● To do:
Set down each entry from the block beneath, exactly as written.

(Collection entries)
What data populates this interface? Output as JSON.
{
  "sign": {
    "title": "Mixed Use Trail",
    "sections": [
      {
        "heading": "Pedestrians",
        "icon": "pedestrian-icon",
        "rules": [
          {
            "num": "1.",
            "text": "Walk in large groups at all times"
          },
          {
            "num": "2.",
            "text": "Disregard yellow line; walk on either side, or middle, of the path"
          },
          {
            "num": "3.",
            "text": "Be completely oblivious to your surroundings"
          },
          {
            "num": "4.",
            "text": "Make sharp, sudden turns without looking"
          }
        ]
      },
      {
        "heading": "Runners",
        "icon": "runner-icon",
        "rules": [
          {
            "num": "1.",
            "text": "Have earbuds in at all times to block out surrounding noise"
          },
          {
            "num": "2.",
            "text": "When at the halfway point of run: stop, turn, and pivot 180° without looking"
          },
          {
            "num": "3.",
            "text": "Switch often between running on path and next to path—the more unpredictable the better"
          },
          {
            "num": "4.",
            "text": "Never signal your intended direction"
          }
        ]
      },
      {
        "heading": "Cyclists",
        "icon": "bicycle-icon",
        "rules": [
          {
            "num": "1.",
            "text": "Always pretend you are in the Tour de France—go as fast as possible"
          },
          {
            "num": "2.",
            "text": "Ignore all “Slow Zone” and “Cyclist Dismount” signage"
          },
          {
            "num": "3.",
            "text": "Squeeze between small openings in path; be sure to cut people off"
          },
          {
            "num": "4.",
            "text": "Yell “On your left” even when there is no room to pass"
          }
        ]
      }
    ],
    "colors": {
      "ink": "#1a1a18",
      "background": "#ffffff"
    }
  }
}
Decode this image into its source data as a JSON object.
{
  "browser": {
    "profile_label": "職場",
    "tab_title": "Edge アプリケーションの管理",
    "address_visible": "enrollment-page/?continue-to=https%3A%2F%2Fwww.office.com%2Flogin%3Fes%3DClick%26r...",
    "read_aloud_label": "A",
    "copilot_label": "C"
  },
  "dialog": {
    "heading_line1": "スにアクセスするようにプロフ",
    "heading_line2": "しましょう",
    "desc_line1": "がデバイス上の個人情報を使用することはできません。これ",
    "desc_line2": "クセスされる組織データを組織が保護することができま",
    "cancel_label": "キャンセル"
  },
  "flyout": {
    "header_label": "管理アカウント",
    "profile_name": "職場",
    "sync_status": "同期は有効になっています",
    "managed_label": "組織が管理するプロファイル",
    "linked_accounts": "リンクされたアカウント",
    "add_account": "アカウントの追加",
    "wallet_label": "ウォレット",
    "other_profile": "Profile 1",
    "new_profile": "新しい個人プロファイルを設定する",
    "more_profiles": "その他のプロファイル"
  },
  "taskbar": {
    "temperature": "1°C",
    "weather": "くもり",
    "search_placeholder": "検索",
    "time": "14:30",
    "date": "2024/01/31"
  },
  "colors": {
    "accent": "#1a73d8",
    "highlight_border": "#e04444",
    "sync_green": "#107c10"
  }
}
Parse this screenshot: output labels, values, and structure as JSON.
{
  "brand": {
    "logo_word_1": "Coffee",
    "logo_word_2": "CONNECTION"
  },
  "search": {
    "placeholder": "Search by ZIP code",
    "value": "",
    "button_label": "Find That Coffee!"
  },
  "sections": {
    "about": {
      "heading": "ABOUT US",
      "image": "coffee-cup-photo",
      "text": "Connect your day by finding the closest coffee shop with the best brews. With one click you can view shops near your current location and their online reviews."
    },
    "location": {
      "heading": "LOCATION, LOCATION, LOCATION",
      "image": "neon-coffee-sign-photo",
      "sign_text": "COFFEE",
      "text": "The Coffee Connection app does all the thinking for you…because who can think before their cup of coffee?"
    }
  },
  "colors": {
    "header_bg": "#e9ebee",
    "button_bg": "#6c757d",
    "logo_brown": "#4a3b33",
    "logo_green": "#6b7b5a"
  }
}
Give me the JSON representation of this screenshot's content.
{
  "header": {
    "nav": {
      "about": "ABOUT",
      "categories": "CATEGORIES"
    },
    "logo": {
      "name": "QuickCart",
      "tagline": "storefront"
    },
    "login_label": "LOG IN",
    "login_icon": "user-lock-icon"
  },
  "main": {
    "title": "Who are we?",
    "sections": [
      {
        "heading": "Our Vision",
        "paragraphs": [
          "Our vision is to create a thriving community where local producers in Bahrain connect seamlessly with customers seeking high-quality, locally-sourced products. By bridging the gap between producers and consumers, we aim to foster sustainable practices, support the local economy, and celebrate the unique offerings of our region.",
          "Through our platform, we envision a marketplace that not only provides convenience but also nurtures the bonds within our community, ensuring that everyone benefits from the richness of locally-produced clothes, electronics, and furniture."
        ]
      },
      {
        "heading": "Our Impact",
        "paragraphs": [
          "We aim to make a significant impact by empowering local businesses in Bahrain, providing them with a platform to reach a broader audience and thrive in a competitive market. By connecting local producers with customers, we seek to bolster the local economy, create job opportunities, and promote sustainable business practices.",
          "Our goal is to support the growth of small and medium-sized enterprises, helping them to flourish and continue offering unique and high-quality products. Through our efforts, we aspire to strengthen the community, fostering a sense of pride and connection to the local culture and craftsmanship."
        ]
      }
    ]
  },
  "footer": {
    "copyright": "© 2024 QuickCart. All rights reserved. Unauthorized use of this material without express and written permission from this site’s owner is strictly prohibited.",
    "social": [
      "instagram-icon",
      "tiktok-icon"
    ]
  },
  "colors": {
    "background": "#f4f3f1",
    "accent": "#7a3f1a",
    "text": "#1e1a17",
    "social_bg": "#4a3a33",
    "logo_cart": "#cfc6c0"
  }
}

● Response to this exercise:
What data populates this interface? Output as JSON.
{
  "sign": {
    "title": "Mixed Use Trail",
    "sections": [
      {
        "heading": "Pedestrians",
        "icon": "pedestrian-icon",
        "rules": [
          {
            "num": "1.",
            "text": "Walk in large groups at all times"
          },
          {
            "num": "2.",
            "text": "Disregard yellow line; walk on either side, or middle, of the path"
          },
          {
            "num": "3.",
            "text": "Be completely oblivious to your surroundings"
          },
          {
            "num": "4.",
            "text": "Make sharp, sudden turns without looking"
          }
        ]
      },
      {
        "heading": "Runners",
        "icon": "runner-icon",
        "rules": [
          {
            "num": "1.",
            "text": "Have earbuds in at all times to block out surrounding noise"
          },
          {
            "num": "2.",
            "text": "When at the halfway point of run: stop, turn, and pivot 180° without looking"
          },
          {
            "num": "3.",
            "text": "Switch often between running on path and next to path—the more unpredictable the better"
          },
          {
            "num": "4.",
            "text": "Never signal your intended direction"
          }
        ]
      },
      {
        "heading": "Cyclists",
        "icon": "bicycle-icon",
        "rules": [
          {
            "num": "1.",
            "text": "Always pretend you are in the Tour de France—go as fast as possible"
          },
          {
            "num": "2.",
            "text": "Ignore all “Slow Zone” and “Cyclist Dismount” signage"
          },
          {
            "num": "3.",
            "text": "Squeeze between small openings in path; be sure to cut people off"
          },
          {
            "num": "4.",
            "text": "Yell “On your left” even when there is no room to pass"
          }
        ]
      }
    ],
    "colors": {
      "ink": "#1a1a18",
      "background": "#ffffff"
    }
  }
}
Decode this image into its source data as a JSON object.
{
  "browser": {
    "profile_label": "職場",
    "tab_title": "Edge アプリケーションの管理",
    "address_visible": "enrollment-page/?continue-to=https%3A%2F%2Fwww.office.com%2Flogin%3Fes%3DClick%26r...",
    "read_aloud_label": "A",
    "copilot_label": "C"
  },
  "dialog": {
    "heading_line1": "スにアクセスするようにプロフ",
    "heading_line2": "しましょう",
    "desc_line1": "がデバイス上の個人情報を使用することはできません。これ",
    "desc_line2": "クセスされる組織データを組織が保護することができま",
    "cancel_label": "キャンセル"
  },
  "flyout": {
    "header_label": "管理アカウント",
    "profile_name": "職場",
    "sync_status": "同期は有効になっています",
    "managed_label": "組織が管理するプロファイル",
    "linked_accounts": "リンクされたアカウント",
    "add_account": "アカウントの追加",
    "wallet_label": "ウォレット",
    "other_profile": "Profile 1",
    "new_profile": "新しい個人プロファイルを設定する",
    "more_profiles": "その他のプロファイル"
  },
  "taskbar": {
    "temperature": "1°C",
    "weather": "くもり",
    "search_placeholder": "検索",
    "time": "14:30",
    "date": "2024/01/31"
  },
  "colors": {
    "accent": "#1a73d8",
    "highlight_border": "#e04444",
    "sync_green": "#107c10"
  }
}
Parse this screenshot: output labels, values, and structure as JSON.
{
  "brand": {
    "logo_word_1": "Coffee",
    "logo_word_2": "CONNECTION"
  },
  "search": {
    "placeholder": "Search by ZIP code",
    "value": "",
    "button_label": "Find That Coffee!"
  },
  "sections": {
    "about": {
      "heading": "ABOUT US",
      "image": "coffee-cup-photo",
      "text": "Connect your day by finding the closest coffee shop with the best brews. With one click you can view shops near your current location and their online reviews."
    },
    "location": {
      "heading": "LOCATION, LOCATION, LOCATION",
      "image": "neon-coffee-sign-photo",
      "sign_text": "COFFEE",
      "text": "The Coffee Connection app does all the thinking for you…because who can think before their cup of coffee?"
    }
  },
  "colors": {
    "header_bg": "#e9ebee",
    "button_bg": "#6c757d",
    "logo_brown": "#4a3b33",
    "logo_green": "#6b7b5a"
  }
}
Give me the JSON representation of this screenshot's content.
{
  "header": {
    "nav": {
      "about": "ABOUT",
      "categories": "CATEGORIES"
    },
    "logo": {
      "name": "QuickCart",
      "tagline": "storefront"
    },
    "login_label": "LOG IN",
    "login_icon": "user-lock-icon"
  },
  "main": {
    "title": "Who are we?",
    "sections": [
      {
        "heading": "Our Vision",
        "paragraphs": [
          "Our vision is to create a thriving community where local producers in Bahrain connect seamlessly with customers seeking high-quality, locally-sourced products. By bridging the gap between producers and consumers, we aim to foster sustainable practices, support the local economy, and celebrate the unique offerings of our region.",
          "Through our platform, we envision a marketplace that not only provides convenience but also nurtures the bonds within our community, ensuring that everyone benefits from the richness of locally-produced clothes, electronics, and furniture."
        ]
      },
      {
        "heading": "Our Impact",
        "paragraphs": [
          "We aim to make a significant impact by empowering local businesses in Bahrain, providing them with a platform to reach a broader audience and thrive in a competitive market. By connecting local producers with customers, we seek to bolster the local economy, create job opportunities, and promote sustainable business practices.",
          "Our goal is to support the growth of small and medium-sized enterprises, helping them to flourish and continue offering unique and high-quality products. Through our efforts, we aspire to strengthen the community, fostering a sense of pride and connection to the local culture and craftsmanship."
        ]
      }
    ]
  },
  "footer": {
    "copyright": "© 2024 QuickCart. All rights reserved. Unauthorized use of this material without express and written permission from this site’s owner is strictly prohibited.",
    "social": [
      "instagram-icon",
      "tiktok-icon"
    ]
  },
  "colors": {
    "background": "#f4f3f1",
    "accent": "#7a3f1a",
    "text": "#1e1a17",
    "social_bg": "#4a3a33",
    "logo_cart": "#cfc6c0"
  }
}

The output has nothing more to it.